- _Task brief_: Pull each line holding "ethanol" out of the entries below.

- - - -

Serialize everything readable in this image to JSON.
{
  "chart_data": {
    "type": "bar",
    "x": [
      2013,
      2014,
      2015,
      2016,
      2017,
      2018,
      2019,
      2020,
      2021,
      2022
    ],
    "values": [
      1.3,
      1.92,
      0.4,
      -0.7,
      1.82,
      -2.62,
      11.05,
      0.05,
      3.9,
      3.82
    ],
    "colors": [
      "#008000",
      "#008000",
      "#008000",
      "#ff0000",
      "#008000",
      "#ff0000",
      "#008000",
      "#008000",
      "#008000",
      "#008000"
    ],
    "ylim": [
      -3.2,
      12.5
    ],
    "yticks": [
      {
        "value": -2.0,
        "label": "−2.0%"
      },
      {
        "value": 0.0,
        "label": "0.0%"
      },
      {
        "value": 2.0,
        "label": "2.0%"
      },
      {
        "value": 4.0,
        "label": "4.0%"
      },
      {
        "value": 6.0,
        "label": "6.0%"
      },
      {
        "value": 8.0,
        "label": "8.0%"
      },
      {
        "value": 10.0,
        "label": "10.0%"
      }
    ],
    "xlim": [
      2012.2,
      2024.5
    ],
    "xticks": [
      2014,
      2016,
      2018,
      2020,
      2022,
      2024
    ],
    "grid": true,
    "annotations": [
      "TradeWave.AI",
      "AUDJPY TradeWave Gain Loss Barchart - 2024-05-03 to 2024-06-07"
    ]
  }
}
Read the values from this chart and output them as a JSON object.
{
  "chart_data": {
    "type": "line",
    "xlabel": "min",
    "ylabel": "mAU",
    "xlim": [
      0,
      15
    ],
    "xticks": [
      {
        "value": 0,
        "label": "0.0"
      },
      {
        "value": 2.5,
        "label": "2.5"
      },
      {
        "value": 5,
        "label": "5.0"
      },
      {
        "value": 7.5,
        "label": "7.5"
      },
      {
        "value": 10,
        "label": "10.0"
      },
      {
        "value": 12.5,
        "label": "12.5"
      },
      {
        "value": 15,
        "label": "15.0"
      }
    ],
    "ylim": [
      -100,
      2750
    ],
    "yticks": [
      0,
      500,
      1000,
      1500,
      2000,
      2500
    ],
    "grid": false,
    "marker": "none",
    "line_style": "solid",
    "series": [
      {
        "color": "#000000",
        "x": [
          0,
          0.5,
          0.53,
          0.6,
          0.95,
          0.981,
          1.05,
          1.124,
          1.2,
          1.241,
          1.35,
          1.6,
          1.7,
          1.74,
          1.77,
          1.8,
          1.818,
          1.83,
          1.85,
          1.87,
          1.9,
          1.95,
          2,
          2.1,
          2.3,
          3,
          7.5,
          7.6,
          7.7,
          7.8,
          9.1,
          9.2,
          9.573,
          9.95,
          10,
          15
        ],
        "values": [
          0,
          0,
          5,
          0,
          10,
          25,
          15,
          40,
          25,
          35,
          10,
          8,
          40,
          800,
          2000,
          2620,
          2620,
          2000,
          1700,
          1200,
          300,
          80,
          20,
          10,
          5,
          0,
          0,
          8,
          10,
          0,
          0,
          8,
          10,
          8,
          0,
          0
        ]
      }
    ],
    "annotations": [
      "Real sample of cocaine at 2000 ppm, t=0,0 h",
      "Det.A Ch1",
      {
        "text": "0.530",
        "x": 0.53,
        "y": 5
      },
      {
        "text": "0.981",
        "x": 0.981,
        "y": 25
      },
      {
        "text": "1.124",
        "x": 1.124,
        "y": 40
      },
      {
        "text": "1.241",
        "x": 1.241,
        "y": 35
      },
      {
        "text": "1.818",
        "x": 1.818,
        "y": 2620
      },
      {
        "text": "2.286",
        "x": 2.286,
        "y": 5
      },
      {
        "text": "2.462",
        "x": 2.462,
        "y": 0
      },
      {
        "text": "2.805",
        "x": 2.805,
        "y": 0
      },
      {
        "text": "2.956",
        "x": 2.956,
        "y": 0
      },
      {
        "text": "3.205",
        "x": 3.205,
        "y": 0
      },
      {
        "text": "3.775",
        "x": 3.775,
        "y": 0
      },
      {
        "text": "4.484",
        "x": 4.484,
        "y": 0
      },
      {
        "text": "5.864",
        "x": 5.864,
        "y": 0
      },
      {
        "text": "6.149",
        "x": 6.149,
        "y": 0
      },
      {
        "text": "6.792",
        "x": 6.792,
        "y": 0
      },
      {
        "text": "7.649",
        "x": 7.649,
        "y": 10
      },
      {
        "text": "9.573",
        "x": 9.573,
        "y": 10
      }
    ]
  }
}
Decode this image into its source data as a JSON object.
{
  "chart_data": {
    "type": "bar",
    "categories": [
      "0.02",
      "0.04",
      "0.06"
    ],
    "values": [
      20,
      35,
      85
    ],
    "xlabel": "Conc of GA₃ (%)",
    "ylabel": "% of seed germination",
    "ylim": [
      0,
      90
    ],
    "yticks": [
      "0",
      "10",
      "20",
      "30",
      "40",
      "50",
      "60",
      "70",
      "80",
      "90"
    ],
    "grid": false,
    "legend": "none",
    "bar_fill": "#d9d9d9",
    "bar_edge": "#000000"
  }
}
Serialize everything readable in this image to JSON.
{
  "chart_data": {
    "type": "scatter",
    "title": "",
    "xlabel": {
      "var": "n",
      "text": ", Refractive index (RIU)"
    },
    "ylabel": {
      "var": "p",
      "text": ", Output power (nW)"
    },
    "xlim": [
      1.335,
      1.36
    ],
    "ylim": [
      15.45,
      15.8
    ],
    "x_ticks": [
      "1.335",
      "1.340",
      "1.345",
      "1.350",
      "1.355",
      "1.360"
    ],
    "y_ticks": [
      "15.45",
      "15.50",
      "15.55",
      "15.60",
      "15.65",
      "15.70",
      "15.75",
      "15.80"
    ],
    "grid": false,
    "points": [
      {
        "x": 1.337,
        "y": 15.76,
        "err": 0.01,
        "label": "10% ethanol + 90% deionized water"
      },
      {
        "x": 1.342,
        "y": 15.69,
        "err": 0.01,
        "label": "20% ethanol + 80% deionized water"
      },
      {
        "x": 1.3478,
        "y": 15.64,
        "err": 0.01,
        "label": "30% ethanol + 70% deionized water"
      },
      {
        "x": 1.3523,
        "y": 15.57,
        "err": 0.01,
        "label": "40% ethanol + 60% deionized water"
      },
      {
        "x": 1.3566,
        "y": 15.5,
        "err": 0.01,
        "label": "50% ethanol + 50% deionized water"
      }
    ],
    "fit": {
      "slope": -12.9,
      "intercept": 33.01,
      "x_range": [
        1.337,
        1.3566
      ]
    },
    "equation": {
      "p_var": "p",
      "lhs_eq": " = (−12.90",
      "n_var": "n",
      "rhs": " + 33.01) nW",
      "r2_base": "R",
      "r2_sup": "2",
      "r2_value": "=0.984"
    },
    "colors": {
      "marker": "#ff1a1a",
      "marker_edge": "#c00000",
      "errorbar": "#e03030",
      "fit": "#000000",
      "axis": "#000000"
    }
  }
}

- - - -

- _Exercise result_:
        "label": "10% ethanol + 90% deionized water"
        "label": "20% ethanol + 80% deionized water"
        "label": "30% ethanol + 70% deionized water"
        "label": "40% ethanol + 60% deionized water"
        "label": "50% ethanol + 50% deionized water"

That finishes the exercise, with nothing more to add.